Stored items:
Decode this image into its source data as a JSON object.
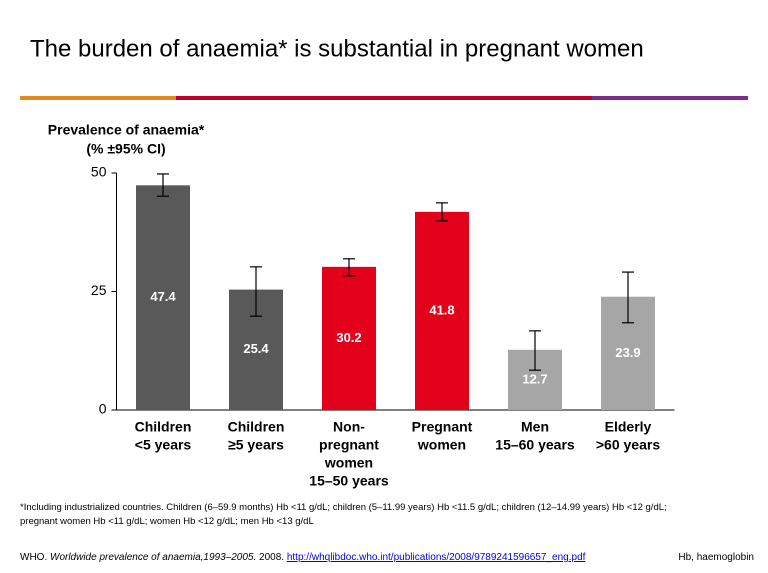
{
  "title": "The burden of anaemia* is substantial in pregnant women",
  "chart_data": {
    "type": "bar",
    "y_label": [
      "Prevalence of anaemia*",
      "(% ±95% CI)"
    ],
    "categories": [
      [
        "Children",
        "<5 years"
      ],
      [
        "Children",
        "≥5 years"
      ],
      [
        "Non-",
        "pregnant",
        "women",
        "15–50 years"
      ],
      [
        "Pregnant",
        "women"
      ],
      [
        "Men",
        "15–60 years"
      ],
      [
        "Elderly",
        ">60 years"
      ]
    ],
    "values": [
      47.4,
      25.4,
      30.2,
      41.8,
      12.7,
      23.9
    ],
    "ci_low": [
      45.1,
      19.8,
      28.3,
      39.9,
      8.4,
      18.4
    ],
    "ci_high": [
      49.8,
      30.2,
      31.9,
      43.7,
      16.7,
      29.1
    ],
    "colors": [
      "#595959",
      "#595959",
      "#e2001a",
      "#e2001a",
      "#a6a6a6",
      "#a6a6a6"
    ],
    "ylim": [
      0,
      50
    ],
    "yticks": [
      0,
      25,
      50
    ]
  },
  "footnote": [
    "*Including industrialized countries. Children (6–59.9 months) Hb <11 g/dL; children (5–11.99 years) Hb <11.5 g/dL; children (12–14.99 years) Hb <12 g/dL;",
    "pregnant women Hb <11 g/dL;  women Hb <12 g/dL; men Hb <13 g/dL"
  ],
  "source": {
    "author": "WHO.",
    "work": "Worldwide prevalence of anaemia,1993–2005.",
    "year": "2008.",
    "link": "http://whqlibdoc.who.int/publications/2008/9789241596657_eng.pdf"
  },
  "abbreviation": "Hb, haemoglobin"
}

*EXERCISE DIRECTIONS:* Repeat each line of the records above exactly, but do not copy the pictures.

*WRITTEN SOLUTION:*
Decode this image into its source data as a JSON object.
{
  "title": "The burden of anaemia* is substantial in pregnant women",
  "chart_data": {
    "type": "bar",
    "y_label": [
      "Prevalence of anaemia*",
      "(% ±95% CI)"
    ],
    "categories": [
      [
        "Children",
        "<5 years"
      ],
      [
        "Children",
        "≥5 years"
      ],
      [
        "Non-",
        "pregnant",
        "women",
        "15–50 years"
      ],
      [
        "Pregnant",
        "women"
      ],
      [
        "Men",
        "15–60 years"
      ],
      [
        "Elderly",
        ">60 years"
      ]
    ],
    "values": [
      47.4,
      25.4,
      30.2,
      41.8,
      12.7,
      23.9
    ],
    "ci_low": [
      45.1,
      19.8,
      28.3,
      39.9,
      8.4,
      18.4
    ],
    "ci_high": [
      49.8,
      30.2,
      31.9,
      43.7,
      16.7,
      29.1
    ],
    "colors": [
      "#595959",
      "#595959",
      "#e2001a",
      "#e2001a",
      "#a6a6a6",
      "#a6a6a6"
    ],
    "ylim": [
      0,
      50
    ],
    "yticks": [
      0,
      25,
      50
    ]
  },
  "footnote": [
    "*Including industrialized countries. Children (6–59.9 months) Hb <11 g/dL; children (5–11.99 years) Hb <11.5 g/dL; children (12–14.99 years) Hb <12 g/dL;",
    "pregnant women Hb <11 g/dL;  women Hb <12 g/dL; men Hb <13 g/dL"
  ],
  "source": {
    "author": "WHO.",
    "work": "Worldwide prevalence of anaemia,1993–2005.",
    "year": "2008.",
    "link": "http://whqlibdoc.who.int/publications/2008/9789241596657_eng.pdf"
  },
  "abbreviation": "Hb, haemoglobin"
}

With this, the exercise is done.